• **What the task asks**: Quote the entries word for word. Omit the pictures.

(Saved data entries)
---*---

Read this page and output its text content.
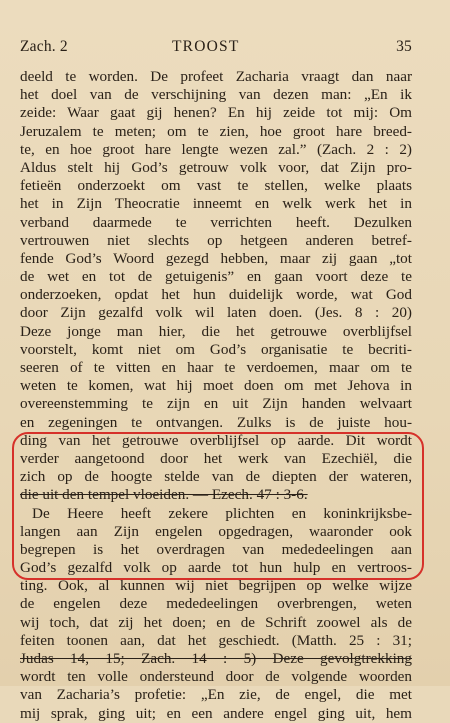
Zach. 2	TROOST	35
deeld te worden. De profeet Zacharia vraagt dan naar
het doel van de verschijning van dezen man: „En ik
zeide: Waar gaat gij henen? En hij zeide tot mij: Om
Jeruzalem te meten; om te zien, hoe groot hare breed-
te, en hoe groot hare lengte wezen zal.” (Zach. 2 : 2)
Aldus stelt hij God’s getrouw volk voor, dat Zijn pro-
fetieën onderzoekt om vast te stellen, welke plaats
het in Zijn Theocratie inneemt en welk werk het in
verband daarmede te verrichten heeft. Dezulken
vertrouwen niet slechts op hetgeen anderen betref-
fende God’s Woord gezegd hebben, maar zij gaan „tot
de wet en tot de getuigenis” en gaan voort deze te
onderzoeken, opdat het hun duidelijk worde, wat God
door Zijn gezalfd volk wil laten doen. (Jes. 8 : 20)
Deze jonge man hier, die het getrouwe overblijfsel
voorstelt, komt niet om God’s organisatie te becriti-
seeren of te vitten en haar te verdoemen, maar om te
weten te komen, wat hij moet doen om met Jehova in
overeenstemming te zijn en uit Zijn handen welvaart
en zegeningen te ontvangen. Zulks is de juiste hou-
ding van het getrouwe overblijfsel op aarde. Dit wordt
verder aangetoond door het werk van Ezechiël, die
zich op de hoogte stelde van de diepten der wateren,
die uit den tempel vloeiden. — Ezech. 47 : 3-6.
De Heere heeft zekere plichten en koninkrijksbe-
langen aan Zijn engelen opgedragen, waaronder ook
begrepen is het overdragen van mededeelingen aan
God’s gezalfd volk op aarde tot hun hulp en vertroos-
ting. Ook, al kunnen wij niet begrijpen op welke wijze
de engelen deze mededeelingen overbrengen, weten
wij toch, dat zij het doen; en de Schrift zoowel als de
feiten toonen aan, dat het geschiedt. (Matth. 25 : 31;
Judas 14, 15; Zach. 14 : 5) Deze gevolgtrekking
wordt ten volle ondersteund door de volgende woorden
van Zacharia’s profetie: „En zie, de engel, die met
mij sprak, ging uit; en een andere engel ging uit, hem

---*---

• **Right answer**:
Read this page and output its text content.
Zach. 2	TROOST	35
deeld te worden. De profeet Zacharia vraagt dan naar
het doel van de verschijning van dezen man: „En ik
zeide: Waar gaat gij henen? En hij zeide tot mij: Om
Jeruzalem te meten; om te zien, hoe groot hare breed-
te, en hoe groot hare lengte wezen zal.” (Zach. 2 : 2)
Aldus stelt hij God’s getrouw volk voor, dat Zijn pro-
fetieën onderzoekt om vast te stellen, welke plaats
het in Zijn Theocratie inneemt en welk werk het in
verband daarmede te verrichten heeft. Dezulken
vertrouwen niet slechts op hetgeen anderen betref-
fende God’s Woord gezegd hebben, maar zij gaan „tot
de wet en tot de getuigenis” en gaan voort deze te
onderzoeken, opdat het hun duidelijk worde, wat God
door Zijn gezalfd volk wil laten doen. (Jes. 8 : 20)
Deze jonge man hier, die het getrouwe overblijfsel
voorstelt, komt niet om God’s organisatie te becriti-
seeren of te vitten en haar te verdoemen, maar om te
weten te komen, wat hij moet doen om met Jehova in
overeenstemming te zijn en uit Zijn handen welvaart
en zegeningen te ontvangen. Zulks is de juiste hou-
ding van het getrouwe overblijfsel op aarde. Dit wordt
verder aangetoond door het werk van Ezechiël, die
zich op de hoogte stelde van de diepten der wateren,
die uit den tempel vloeiden. — Ezech. 47 : 3-6.
De Heere heeft zekere plichten en koninkrijksbe-
langen aan Zijn engelen opgedragen, waaronder ook
begrepen is het overdragen van mededeelingen aan
God’s gezalfd volk op aarde tot hun hulp en vertroos-
ting. Ook, al kunnen wij niet begrijpen op welke wijze
de engelen deze mededeelingen overbrengen, weten
wij toch, dat zij het doen; en de Schrift zoowel als de
feiten toonen aan, dat het geschiedt. (Matth. 25 : 31;
Judas 14, 15; Zach. 14 : 5) Deze gevolgtrekking
wordt ten volle ondersteund door de volgende woorden
van Zacharia’s profetie: „En zie, de engel, die met
mij sprak, ging uit; en een andere engel ging uit, hem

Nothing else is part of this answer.